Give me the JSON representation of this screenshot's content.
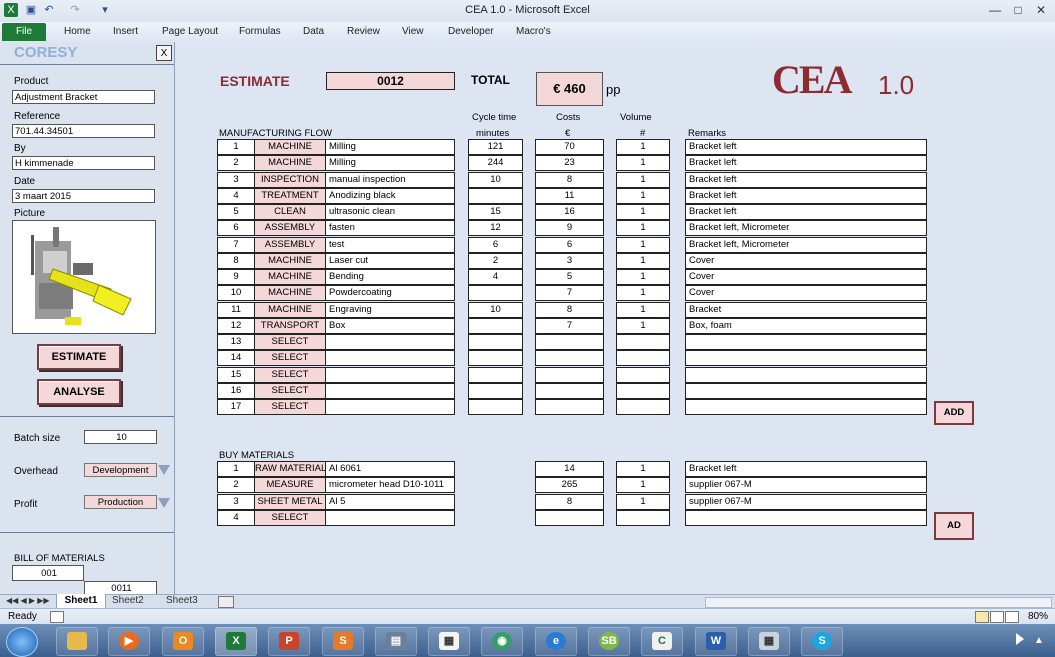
{
  "window": {
    "title": "CEA 1.0  -  Microsoft Excel"
  },
  "ribbon": {
    "file": "File",
    "tabs": [
      "Home",
      "Insert",
      "Page Layout",
      "Formulas",
      "Data",
      "Review",
      "View",
      "Developer",
      "Macro's"
    ]
  },
  "panel": {
    "brand": "CORESY",
    "close": "X",
    "product_label": "Product",
    "product_value": "Adjustment Bracket",
    "reference_label": "Reference",
    "reference_value": "701.44.34501",
    "by_label": "By",
    "by_value": "H kimmenade",
    "date_label": "Date",
    "date_value": "3 maart 2015",
    "picture_label": "Picture",
    "estimate_button": "ESTIMATE",
    "analyse_button": "ANALYSE",
    "batch_label": "Batch size",
    "batch_value": "10",
    "overhead_label": "Overhead",
    "overhead_value": "Development",
    "profit_label": "Profit",
    "profit_value": "Production",
    "bom_label": "BILL OF MATERIALS",
    "bom_items": [
      "001",
      "0011"
    ]
  },
  "sheet": {
    "estimate_label": "ESTIMATE",
    "estimate_number": "0012",
    "total_label": "TOTAL",
    "total_value": "€ 460",
    "total_unit": "pp",
    "logo_text": "CEA",
    "logo_version": "1.0",
    "mf_title": "MANUFACTURING FLOW",
    "col_cycle_1": "Cycle time",
    "col_cycle_2": "minutes",
    "col_costs_1": "Costs",
    "col_costs_2": "€",
    "col_volume_1": "Volume",
    "col_volume_2": "#",
    "col_remarks": "Remarks",
    "flow_rows": [
      {
        "n": "1",
        "type": "MACHINE",
        "desc": "Milling",
        "cycle": "121",
        "cost": "70",
        "vol": "1",
        "remark": "Bracket left"
      },
      {
        "n": "2",
        "type": "MACHINE",
        "desc": "Milling",
        "cycle": "244",
        "cost": "23",
        "vol": "1",
        "remark": "Bracket left"
      },
      {
        "n": "3",
        "type": "INSPECTION",
        "desc": "manual inspection",
        "cycle": "10",
        "cost": "8",
        "vol": "1",
        "remark": "Bracket left"
      },
      {
        "n": "4",
        "type": "TREATMENT",
        "desc": "Anodizing black",
        "cycle": "",
        "cost": "11",
        "vol": "1",
        "remark": "Bracket left"
      },
      {
        "n": "5",
        "type": "CLEAN",
        "desc": "ultrasonic clean",
        "cycle": "15",
        "cost": "16",
        "vol": "1",
        "remark": "Bracket left"
      },
      {
        "n": "6",
        "type": "ASSEMBLY",
        "desc": "fasten",
        "cycle": "12",
        "cost": "9",
        "vol": "1",
        "remark": "Bracket left, Micrometer"
      },
      {
        "n": "7",
        "type": "ASSEMBLY",
        "desc": "test",
        "cycle": "6",
        "cost": "6",
        "vol": "1",
        "remark": "Bracket left, Micrometer"
      },
      {
        "n": "8",
        "type": "MACHINE",
        "desc": "Laser cut",
        "cycle": "2",
        "cost": "3",
        "vol": "1",
        "remark": "Cover"
      },
      {
        "n": "9",
        "type": "MACHINE",
        "desc": "Bending",
        "cycle": "4",
        "cost": "5",
        "vol": "1",
        "remark": "Cover"
      },
      {
        "n": "10",
        "type": "MACHINE",
        "desc": "Powdercoating",
        "cycle": "",
        "cost": "7",
        "vol": "1",
        "remark": "Cover"
      },
      {
        "n": "11",
        "type": "MACHINE",
        "desc": "Engraving",
        "cycle": "10",
        "cost": "8",
        "vol": "1",
        "remark": "Bracket"
      },
      {
        "n": "12",
        "type": "TRANSPORT",
        "desc": "Box",
        "cycle": "",
        "cost": "7",
        "vol": "1",
        "remark": "Box, foam"
      },
      {
        "n": "13",
        "type": "SELECT",
        "desc": "",
        "cycle": "",
        "cost": "",
        "vol": "",
        "remark": ""
      },
      {
        "n": "14",
        "type": "SELECT",
        "desc": "",
        "cycle": "",
        "cost": "",
        "vol": "",
        "remark": ""
      },
      {
        "n": "15",
        "type": "SELECT",
        "desc": "",
        "cycle": "",
        "cost": "",
        "vol": "",
        "remark": ""
      },
      {
        "n": "16",
        "type": "SELECT",
        "desc": "",
        "cycle": "",
        "cost": "",
        "vol": "",
        "remark": ""
      },
      {
        "n": "17",
        "type": "SELECT",
        "desc": "",
        "cycle": "",
        "cost": "",
        "vol": "",
        "remark": ""
      }
    ],
    "add_flow_button": "ADD",
    "bm_title": "BUY MATERIALS",
    "buy_rows": [
      {
        "n": "1",
        "type": "RAW MATERIAL",
        "desc": "Al 6061",
        "cost": "14",
        "vol": "1",
        "remark": "Bracket left"
      },
      {
        "n": "2",
        "type": "MEASURE",
        "desc": "micrometer head D10-1011",
        "cost": "265",
        "vol": "1",
        "remark": "supplier 067-M"
      },
      {
        "n": "3",
        "type": "SHEET METAL",
        "desc": "Al 5",
        "cost": "8",
        "vol": "1",
        "remark": "supplier 067-M"
      },
      {
        "n": "4",
        "type": "SELECT",
        "desc": "",
        "cost": "",
        "vol": "",
        "remark": ""
      }
    ],
    "add_buy_button": "AD"
  },
  "sheet_tabs": [
    "Sheet1",
    "Sheet2",
    "Sheet3"
  ],
  "status": {
    "ready": "Ready",
    "zoom": "80%"
  },
  "taskbar_apps": [
    "start",
    "explorer",
    "media",
    "outlook",
    "excel",
    "powerpoint",
    "slides",
    "files",
    "calendar",
    "browser",
    "ie",
    "sb",
    "c-app",
    "word",
    "calculator",
    "skype"
  ]
}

**AIM OF THE EXERCISE:** Leave out all pictures, then copy the remaining material exactly.

**COMPLETED TASK:**
Give me the JSON representation of this screenshot's content.
{
  "window": {
    "title": "CEA 1.0  -  Microsoft Excel"
  },
  "ribbon": {
    "file": "File",
    "tabs": [
      "Home",
      "Insert",
      "Page Layout",
      "Formulas",
      "Data",
      "Review",
      "View",
      "Developer",
      "Macro's"
    ]
  },
  "panel": {
    "brand": "CORESY",
    "close": "X",
    "product_label": "Product",
    "product_value": "Adjustment Bracket",
    "reference_label": "Reference",
    "reference_value": "701.44.34501",
    "by_label": "By",
    "by_value": "H kimmenade",
    "date_label": "Date",
    "date_value": "3 maart 2015",
    "picture_label": "Picture",
    "estimate_button": "ESTIMATE",
    "analyse_button": "ANALYSE",
    "batch_label": "Batch size",
    "batch_value": "10",
    "overhead_label": "Overhead",
    "overhead_value": "Development",
    "profit_label": "Profit",
    "profit_value": "Production",
    "bom_label": "BILL OF MATERIALS",
    "bom_items": [
      "001",
      "0011"
    ]
  },
  "sheet": {
    "estimate_label": "ESTIMATE",
    "estimate_number": "0012",
    "total_label": "TOTAL",
    "total_value": "€ 460",
    "total_unit": "pp",
    "logo_text": "CEA",
    "logo_version": "1.0",
    "mf_title": "MANUFACTURING FLOW",
    "col_cycle_1": "Cycle time",
    "col_cycle_2": "minutes",
    "col_costs_1": "Costs",
    "col_costs_2": "€",
    "col_volume_1": "Volume",
    "col_volume_2": "#",
    "col_remarks": "Remarks",
    "flow_rows": [
      {
        "n": "1",
        "type": "MACHINE",
        "desc": "Milling",
        "cycle": "121",
        "cost": "70",
        "vol": "1",
        "remark": "Bracket left"
      },
      {
        "n": "2",
        "type": "MACHINE",
        "desc": "Milling",
        "cycle": "244",
        "cost": "23",
        "vol": "1",
        "remark": "Bracket left"
      },
      {
        "n": "3",
        "type": "INSPECTION",
        "desc": "manual inspection",
        "cycle": "10",
        "cost": "8",
        "vol": "1",
        "remark": "Bracket left"
      },
      {
        "n": "4",
        "type": "TREATMENT",
        "desc": "Anodizing black",
        "cycle": "",
        "cost": "11",
        "vol": "1",
        "remark": "Bracket left"
      },
      {
        "n": "5",
        "type": "CLEAN",
        "desc": "ultrasonic clean",
        "cycle": "15",
        "cost": "16",
        "vol": "1",
        "remark": "Bracket left"
      },
      {
        "n": "6",
        "type": "ASSEMBLY",
        "desc": "fasten",
        "cycle": "12",
        "cost": "9",
        "vol": "1",
        "remark": "Bracket left, Micrometer"
      },
      {
        "n": "7",
        "type": "ASSEMBLY",
        "desc": "test",
        "cycle": "6",
        "cost": "6",
        "vol": "1",
        "remark": "Bracket left, Micrometer"
      },
      {
        "n": "8",
        "type": "MACHINE",
        "desc": "Laser cut",
        "cycle": "2",
        "cost": "3",
        "vol": "1",
        "remark": "Cover"
      },
      {
        "n": "9",
        "type": "MACHINE",
        "desc": "Bending",
        "cycle": "4",
        "cost": "5",
        "vol": "1",
        "remark": "Cover"
      },
      {
        "n": "10",
        "type": "MACHINE",
        "desc": "Powdercoating",
        "cycle": "",
        "cost": "7",
        "vol": "1",
        "remark": "Cover"
      },
      {
        "n": "11",
        "type": "MACHINE",
        "desc": "Engraving",
        "cycle": "10",
        "cost": "8",
        "vol": "1",
        "remark": "Bracket"
      },
      {
        "n": "12",
        "type": "TRANSPORT",
        "desc": "Box",
        "cycle": "",
        "cost": "7",
        "vol": "1",
        "remark": "Box, foam"
      },
      {
        "n": "13",
        "type": "SELECT",
        "desc": "",
        "cycle": "",
        "cost": "",
        "vol": "",
        "remark": ""
      },
      {
        "n": "14",
        "type": "SELECT",
        "desc": "",
        "cycle": "",
        "cost": "",
        "vol": "",
        "remark": ""
      },
      {
        "n": "15",
        "type": "SELECT",
        "desc": "",
        "cycle": "",
        "cost": "",
        "vol": "",
        "remark": ""
      },
      {
        "n": "16",
        "type": "SELECT",
        "desc": "",
        "cycle": "",
        "cost": "",
        "vol": "",
        "remark": ""
      },
      {
        "n": "17",
        "type": "SELECT",
        "desc": "",
        "cycle": "",
        "cost": "",
        "vol": "",
        "remark": ""
      }
    ],
    "add_flow_button": "ADD",
    "bm_title": "BUY MATERIALS",
    "buy_rows": [
      {
        "n": "1",
        "type": "RAW MATERIAL",
        "desc": "Al 6061",
        "cost": "14",
        "vol": "1",
        "remark": "Bracket left"
      },
      {
        "n": "2",
        "type": "MEASURE",
        "desc": "micrometer head D10-1011",
        "cost": "265",
        "vol": "1",
        "remark": "supplier 067-M"
      },
      {
        "n": "3",
        "type": "SHEET METAL",
        "desc": "Al 5",
        "cost": "8",
        "vol": "1",
        "remark": "supplier 067-M"
      },
      {
        "n": "4",
        "type": "SELECT",
        "desc": "",
        "cost": "",
        "vol": "",
        "remark": ""
      }
    ],
    "add_buy_button": "AD"
  },
  "sheet_tabs": [
    "Sheet1",
    "Sheet2",
    "Sheet3"
  ],
  "status": {
    "ready": "Ready",
    "zoom": "80%"
  },
  "taskbar_apps": [
    "start",
    "explorer",
    "media",
    "outlook",
    "excel",
    "powerpoint",
    "slides",
    "files",
    "calendar",
    "browser",
    "ie",
    "sb",
    "c-app",
    "word",
    "calculator",
    "skype"
  ]
}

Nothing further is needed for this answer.